Recorded data:
────────────────

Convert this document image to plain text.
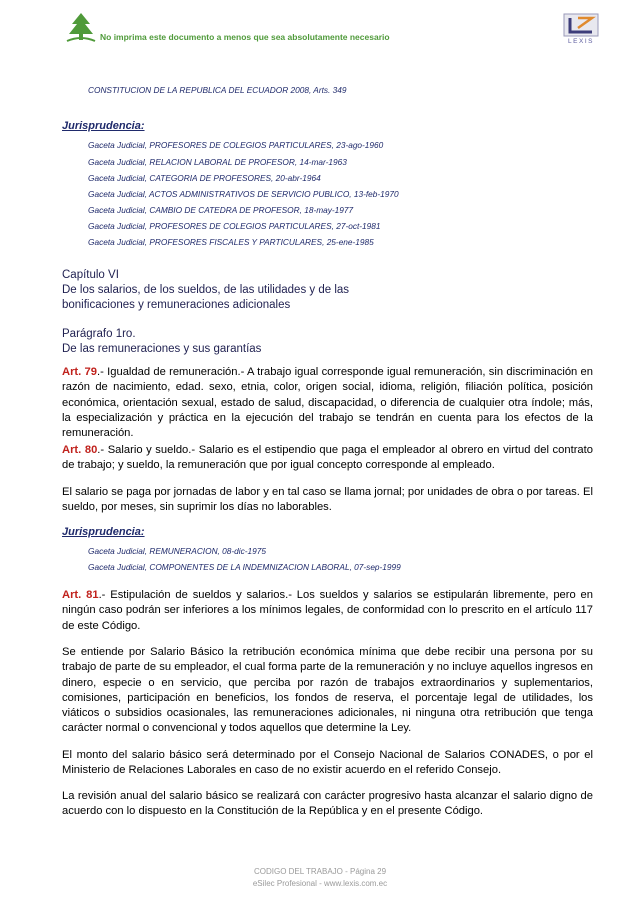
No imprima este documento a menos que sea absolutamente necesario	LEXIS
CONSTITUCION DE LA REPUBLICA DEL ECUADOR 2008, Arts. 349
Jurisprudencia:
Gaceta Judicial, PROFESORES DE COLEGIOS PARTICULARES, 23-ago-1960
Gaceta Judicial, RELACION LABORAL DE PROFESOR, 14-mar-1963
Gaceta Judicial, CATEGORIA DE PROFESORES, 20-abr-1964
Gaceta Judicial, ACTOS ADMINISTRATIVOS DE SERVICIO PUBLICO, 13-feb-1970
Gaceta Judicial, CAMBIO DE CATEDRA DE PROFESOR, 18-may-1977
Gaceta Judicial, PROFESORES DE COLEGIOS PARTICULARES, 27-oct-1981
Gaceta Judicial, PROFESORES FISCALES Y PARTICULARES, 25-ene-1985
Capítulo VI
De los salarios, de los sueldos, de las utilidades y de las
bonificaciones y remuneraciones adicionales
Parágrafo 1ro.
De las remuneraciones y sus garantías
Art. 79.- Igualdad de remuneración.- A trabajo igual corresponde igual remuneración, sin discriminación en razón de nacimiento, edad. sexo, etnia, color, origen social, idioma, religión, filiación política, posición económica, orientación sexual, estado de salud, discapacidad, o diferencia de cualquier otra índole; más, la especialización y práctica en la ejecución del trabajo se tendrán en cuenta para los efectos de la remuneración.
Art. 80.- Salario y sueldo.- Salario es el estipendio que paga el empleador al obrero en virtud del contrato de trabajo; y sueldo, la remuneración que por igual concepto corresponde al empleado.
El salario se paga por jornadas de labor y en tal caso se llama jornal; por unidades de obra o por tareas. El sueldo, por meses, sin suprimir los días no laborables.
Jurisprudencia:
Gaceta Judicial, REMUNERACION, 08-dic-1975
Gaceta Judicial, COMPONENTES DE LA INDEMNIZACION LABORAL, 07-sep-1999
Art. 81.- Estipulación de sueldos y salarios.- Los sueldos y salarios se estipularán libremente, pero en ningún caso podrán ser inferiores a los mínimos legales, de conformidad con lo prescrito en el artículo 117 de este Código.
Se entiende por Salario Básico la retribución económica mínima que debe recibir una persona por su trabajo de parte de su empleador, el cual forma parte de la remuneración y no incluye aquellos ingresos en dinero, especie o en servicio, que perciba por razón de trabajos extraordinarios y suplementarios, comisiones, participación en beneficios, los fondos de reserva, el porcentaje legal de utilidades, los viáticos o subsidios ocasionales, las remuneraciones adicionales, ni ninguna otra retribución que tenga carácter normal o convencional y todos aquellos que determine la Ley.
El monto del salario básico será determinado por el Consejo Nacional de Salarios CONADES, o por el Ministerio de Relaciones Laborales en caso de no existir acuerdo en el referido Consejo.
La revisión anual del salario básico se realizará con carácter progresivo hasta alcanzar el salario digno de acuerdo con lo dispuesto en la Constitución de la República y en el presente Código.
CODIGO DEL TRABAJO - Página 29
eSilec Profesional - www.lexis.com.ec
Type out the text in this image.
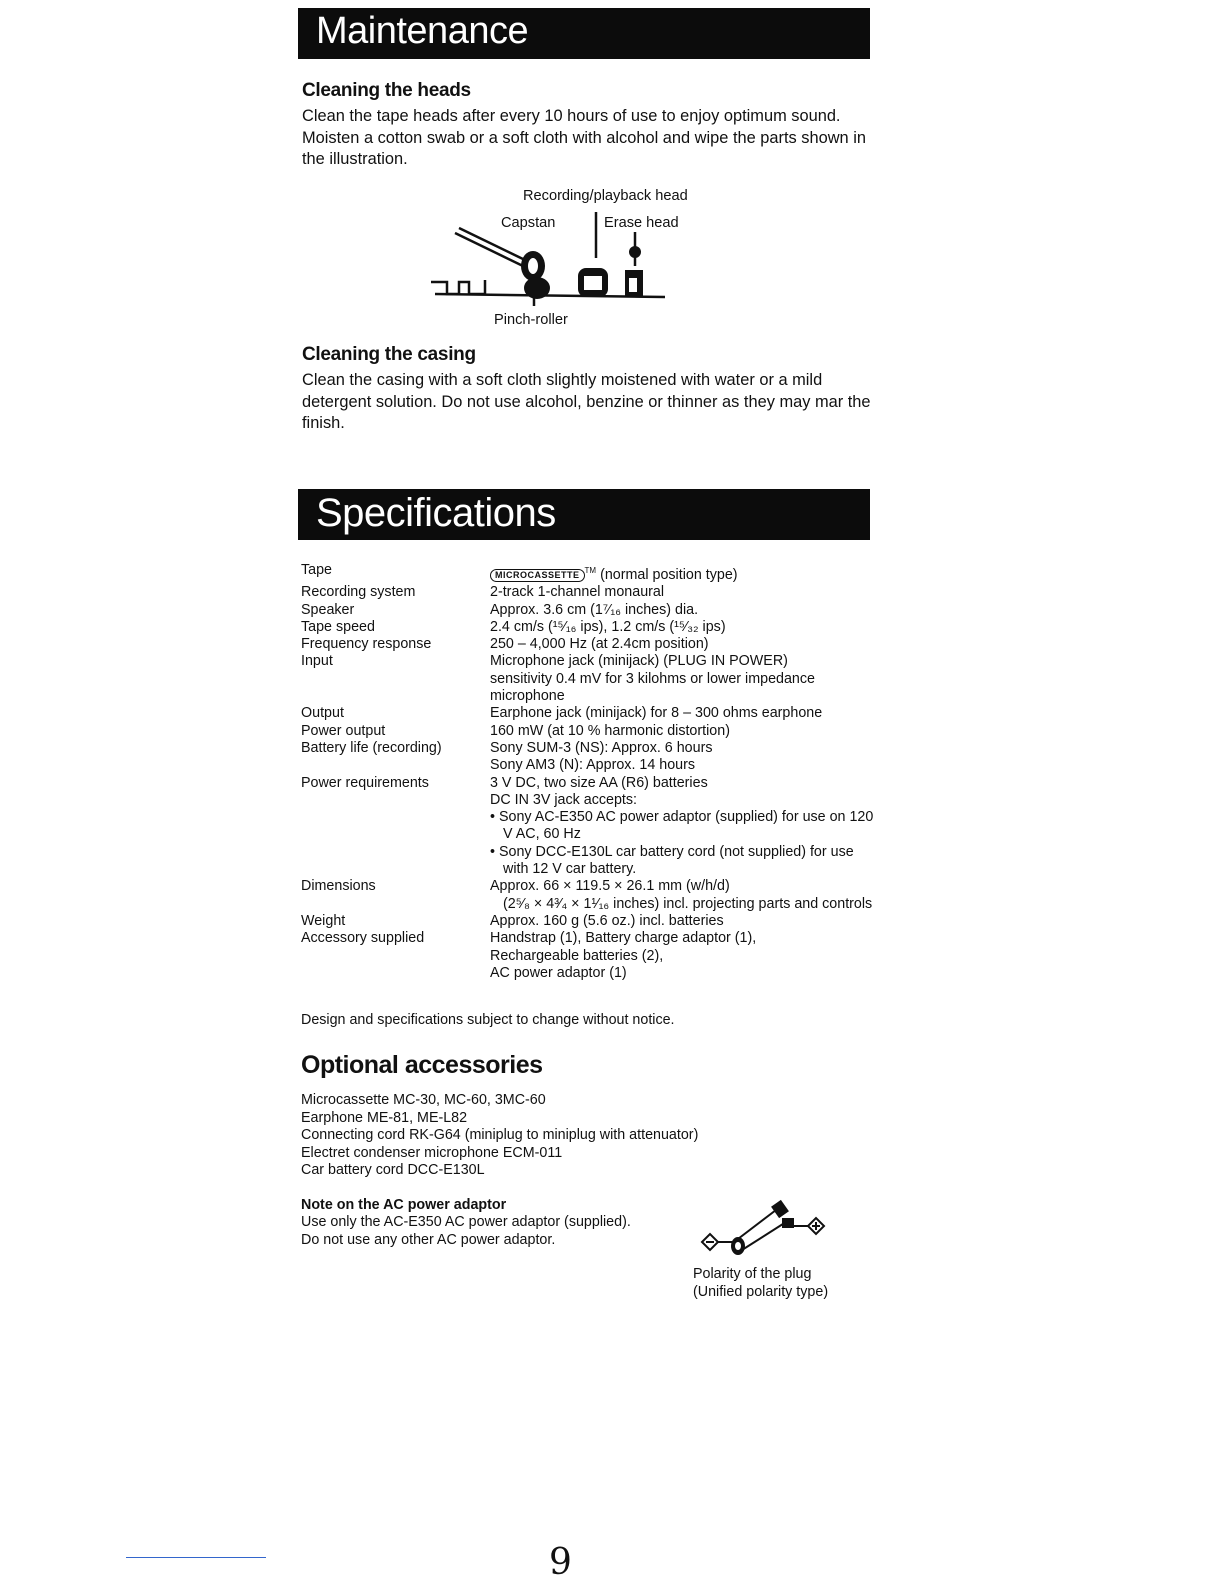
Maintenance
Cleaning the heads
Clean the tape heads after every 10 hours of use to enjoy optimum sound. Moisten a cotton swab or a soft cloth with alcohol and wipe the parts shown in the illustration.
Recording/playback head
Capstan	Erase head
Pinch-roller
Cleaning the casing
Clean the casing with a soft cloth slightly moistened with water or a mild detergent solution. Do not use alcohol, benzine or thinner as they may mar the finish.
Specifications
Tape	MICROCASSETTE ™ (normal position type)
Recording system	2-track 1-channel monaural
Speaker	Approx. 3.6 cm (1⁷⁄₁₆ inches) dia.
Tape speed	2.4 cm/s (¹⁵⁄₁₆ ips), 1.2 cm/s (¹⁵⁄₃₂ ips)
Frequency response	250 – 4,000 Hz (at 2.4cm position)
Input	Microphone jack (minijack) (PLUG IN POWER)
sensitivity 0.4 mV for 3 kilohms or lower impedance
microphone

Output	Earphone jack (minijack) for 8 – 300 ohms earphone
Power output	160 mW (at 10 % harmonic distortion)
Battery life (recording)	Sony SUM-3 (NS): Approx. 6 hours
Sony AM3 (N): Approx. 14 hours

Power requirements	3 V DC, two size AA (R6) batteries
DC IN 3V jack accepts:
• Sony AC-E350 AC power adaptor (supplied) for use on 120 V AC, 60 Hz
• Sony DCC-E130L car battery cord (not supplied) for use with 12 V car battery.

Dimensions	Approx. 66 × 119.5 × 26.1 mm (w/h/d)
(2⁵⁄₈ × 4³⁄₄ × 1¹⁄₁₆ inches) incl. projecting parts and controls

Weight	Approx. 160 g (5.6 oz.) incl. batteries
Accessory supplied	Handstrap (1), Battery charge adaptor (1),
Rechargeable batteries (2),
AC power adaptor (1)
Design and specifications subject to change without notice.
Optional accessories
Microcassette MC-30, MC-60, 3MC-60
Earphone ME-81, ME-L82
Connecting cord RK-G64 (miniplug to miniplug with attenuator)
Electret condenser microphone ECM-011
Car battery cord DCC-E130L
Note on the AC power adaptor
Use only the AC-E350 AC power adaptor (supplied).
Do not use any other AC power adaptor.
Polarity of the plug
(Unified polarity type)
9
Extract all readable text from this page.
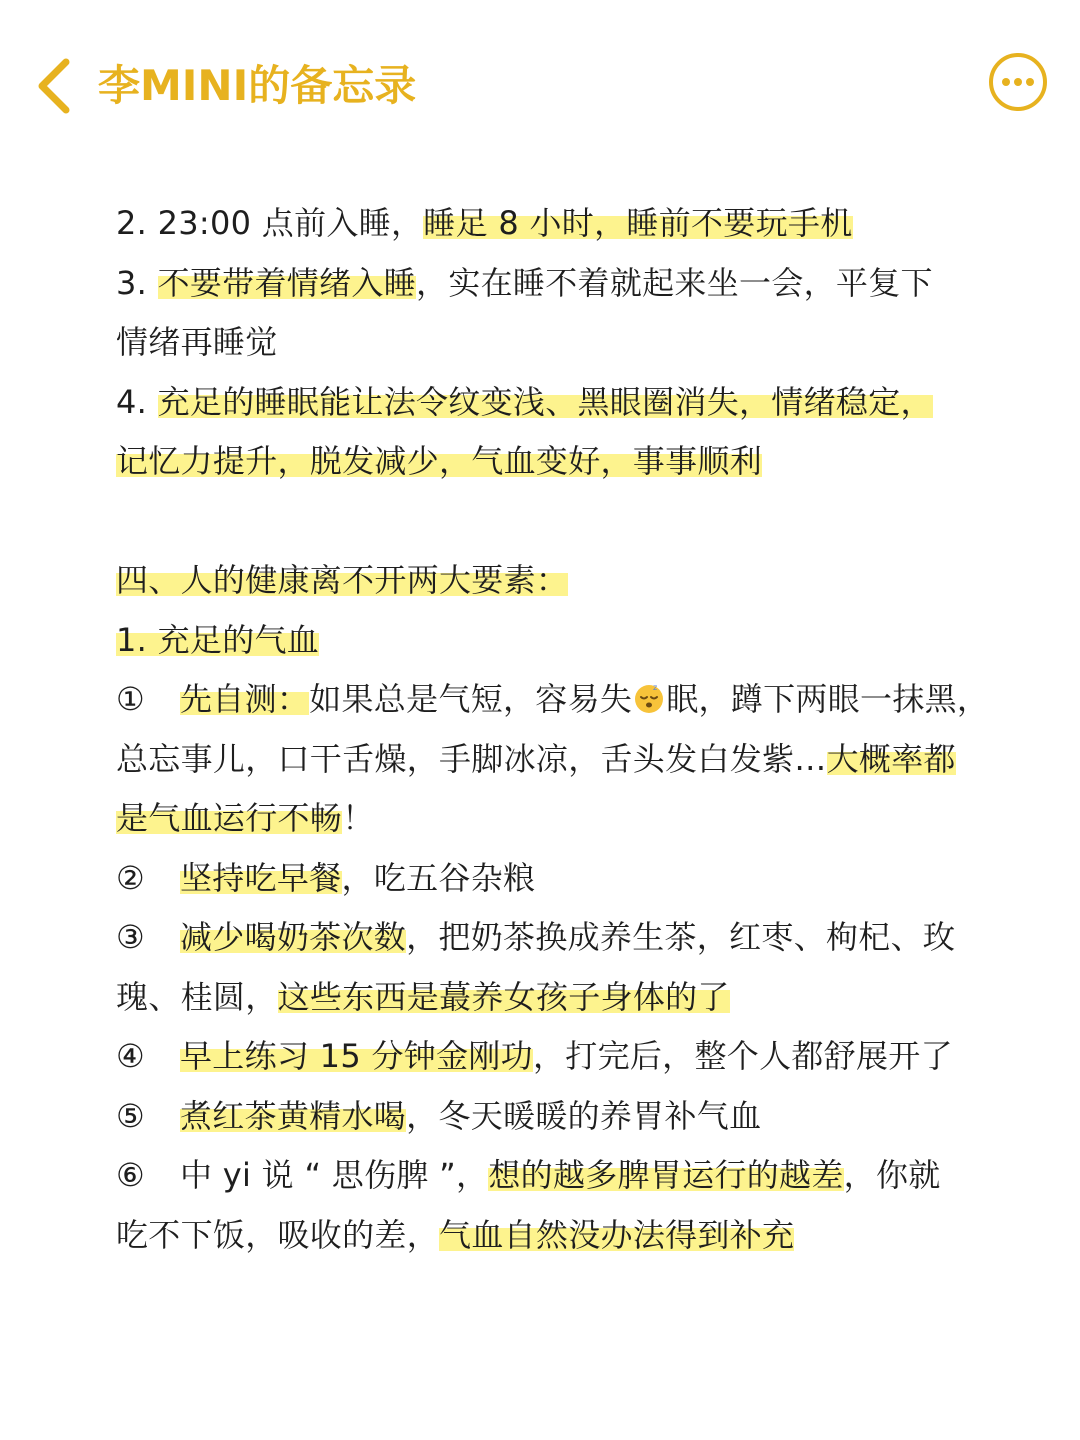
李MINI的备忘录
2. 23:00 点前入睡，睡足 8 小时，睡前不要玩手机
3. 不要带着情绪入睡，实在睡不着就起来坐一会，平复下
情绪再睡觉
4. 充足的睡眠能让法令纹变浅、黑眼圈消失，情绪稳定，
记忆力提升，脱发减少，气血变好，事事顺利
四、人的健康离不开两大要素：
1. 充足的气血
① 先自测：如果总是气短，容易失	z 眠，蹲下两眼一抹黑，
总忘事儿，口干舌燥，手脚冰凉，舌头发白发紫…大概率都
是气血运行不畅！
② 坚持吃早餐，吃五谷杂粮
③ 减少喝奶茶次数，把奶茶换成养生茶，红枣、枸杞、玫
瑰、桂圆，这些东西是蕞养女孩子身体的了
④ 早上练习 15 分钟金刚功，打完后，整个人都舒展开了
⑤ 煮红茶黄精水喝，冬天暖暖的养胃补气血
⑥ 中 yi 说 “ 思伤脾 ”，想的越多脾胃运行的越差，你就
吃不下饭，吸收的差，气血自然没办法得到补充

────────────────

> Stated problem: Return the whole listing, word for word, and leave out every picture.

> Exercise output:
Convert this document image to plain text.
No imprima este documento a menos que sea absolutamente necesario	LEXIS
CONSTITUCION DE LA REPUBLICA DEL ECUADOR 2008, Arts. 349
Jurisprudencia:
Gaceta Judicial, PROFESORES DE COLEGIOS PARTICULARES, 23-ago-1960
Gaceta Judicial, RELACION LABORAL DE PROFESOR, 14-mar-1963
Gaceta Judicial, CATEGORIA DE PROFESORES, 20-abr-1964
Gaceta Judicial, ACTOS ADMINISTRATIVOS DE SERVICIO PUBLICO, 13-feb-1970
Gaceta Judicial, CAMBIO DE CATEDRA DE PROFESOR, 18-may-1977
Gaceta Judicial, PROFESORES DE COLEGIOS PARTICULARES, 27-oct-1981
Gaceta Judicial, PROFESORES FISCALES Y PARTICULARES, 25-ene-1985
Capítulo VI
De los salarios, de los sueldos, de las utilidades y de las
bonificaciones y remuneraciones adicionales
Parágrafo 1ro.
De las remuneraciones y sus garantías
Art. 79.- Igualdad de remuneración.- A trabajo igual corresponde igual remuneración, sin discriminación en razón de nacimiento, edad. sexo, etnia, color, origen social, idioma, religión, filiación política, posición económica, orientación sexual, estado de salud, discapacidad, o diferencia de cualquier otra índole; más, la especialización y práctica en la ejecución del trabajo se tendrán en cuenta para los efectos de la remuneración.
Art. 80.- Salario y sueldo.- Salario es el estipendio que paga el empleador al obrero en virtud del contrato de trabajo; y sueldo, la remuneración que por igual concepto corresponde al empleado.
El salario se paga por jornadas de labor y en tal caso se llama jornal; por unidades de obra o por tareas. El sueldo, por meses, sin suprimir los días no laborables.
Jurisprudencia:
Gaceta Judicial, REMUNERACION, 08-dic-1975
Gaceta Judicial, COMPONENTES DE LA INDEMNIZACION LABORAL, 07-sep-1999
Art. 81.- Estipulación de sueldos y salarios.- Los sueldos y salarios se estipularán libremente, pero en ningún caso podrán ser inferiores a los mínimos legales, de conformidad con lo prescrito en el artículo 117 de este Código.
Se entiende por Salario Básico la retribución económica mínima que debe recibir una persona por su trabajo de parte de su empleador, el cual forma parte de la remuneración y no incluye aquellos ingresos en dinero, especie o en servicio, que perciba por razón de trabajos extraordinarios y suplementarios, comisiones, participación en beneficios, los fondos de reserva, el porcentaje legal de utilidades, los viáticos o subsidios ocasionales, las remuneraciones adicionales, ni ninguna otra retribución que tenga carácter normal o convencional y todos aquellos que determine la Ley.
El monto del salario básico será determinado por el Consejo Nacional de Salarios CONADES, o por el Ministerio de Relaciones Laborales en caso de no existir acuerdo en el referido Consejo.
La revisión anual del salario básico se realizará con carácter progresivo hasta alcanzar el salario digno de acuerdo con lo dispuesto en la Constitución de la República y en el presente Código.
CODIGO DEL TRABAJO - Página 29
eSilec Profesional - www.lexis.com.ec
Type out the text in this image.
Maintenance
Cleaning the heads
Clean the tape heads after every 10 hours of use to enjoy optimum sound. Moisten a cotton swab or a soft cloth with alcohol and wipe the parts shown in the illustration.
Recording/playback head
Capstan	Erase head
Pinch-roller
Cleaning the casing
Clean the casing with a soft cloth slightly moistened with water or a mild detergent solution. Do not use alcohol, benzine or thinner as they may mar the finish.
Specifications
Tape	MICROCASSETTE ™ (normal position type)
Recording system	2-track 1-channel monaural
Speaker	Approx. 3.6 cm (1⁷⁄₁₆ inches) dia.
Tape speed	2.4 cm/s (¹⁵⁄₁₆ ips), 1.2 cm/s (¹⁵⁄₃₂ ips)
Frequency response	250 – 4,000 Hz (at 2.4cm position)
Input	Microphone jack (minijack) (PLUG IN POWER)
sensitivity 0.4 mV for 3 kilohms or lower impedance
microphone

Output	Earphone jack (minijack) for 8 – 300 ohms earphone
Power output	160 mW (at 10 % harmonic distortion)
Battery life (recording)	Sony SUM-3 (NS): Approx. 6 hours
Sony AM3 (N): Approx. 14 hours

Power requirements	3 V DC, two size AA (R6) batteries
DC IN 3V jack accepts:
• Sony AC-E350 AC power adaptor (supplied) for use on 120 V AC, 60 Hz
• Sony DCC-E130L car battery cord (not supplied) for use with 12 V car battery.

Dimensions	Approx. 66 × 119.5 × 26.1 mm (w/h/d)
(2⁵⁄₈ × 4³⁄₄ × 1¹⁄₁₆ inches) incl. projecting parts and controls

Weight	Approx. 160 g (5.6 oz.) incl. batteries
Accessory supplied	Handstrap (1), Battery charge adaptor (1),
Rechargeable batteries (2),
AC power adaptor (1)
Design and specifications subject to change without notice.
Optional accessories
Microcassette MC-30, MC-60, 3MC-60
Earphone ME-81, ME-L82
Connecting cord RK-G64 (miniplug to miniplug with attenuator)
Electret condenser microphone ECM-011
Car battery cord DCC-E130L
Note on the AC power adaptor
Use only the AC-E350 AC power adaptor (supplied).
Do not use any other AC power adaptor.
Polarity of the plug
(Unified polarity type)
9
Extract all readable text from this page.
李MINI的备忘录
2. 23:00 点前入睡，睡足 8 小时，睡前不要玩手机
3. 不要带着情绪入睡，实在睡不着就起来坐一会，平复下
情绪再睡觉
4. 充足的睡眠能让法令纹变浅、黑眼圈消失，情绪稳定，
记忆力提升，脱发减少，气血变好，事事顺利
四、人的健康离不开两大要素：
1. 充足的气血
① 先自测：如果总是气短，容易失	z 眠，蹲下两眼一抹黑，
总忘事儿，口干舌燥，手脚冰凉，舌头发白发紫…大概率都
是气血运行不畅！
② 坚持吃早餐，吃五谷杂粮
③ 减少喝奶茶次数，把奶茶换成养生茶，红枣、枸杞、玫
瑰、桂圆，这些东西是蕞养女孩子身体的了
④ 早上练习 15 分钟金刚功，打完后，整个人都舒展开了
⑤ 煮红茶黄精水喝，冬天暖暖的养胃补气血
⑥ 中 yi 说 “ 思伤脾 ”，想的越多脾胃运行的越差，你就
吃不下饭，吸收的差，气血自然没办法得到补充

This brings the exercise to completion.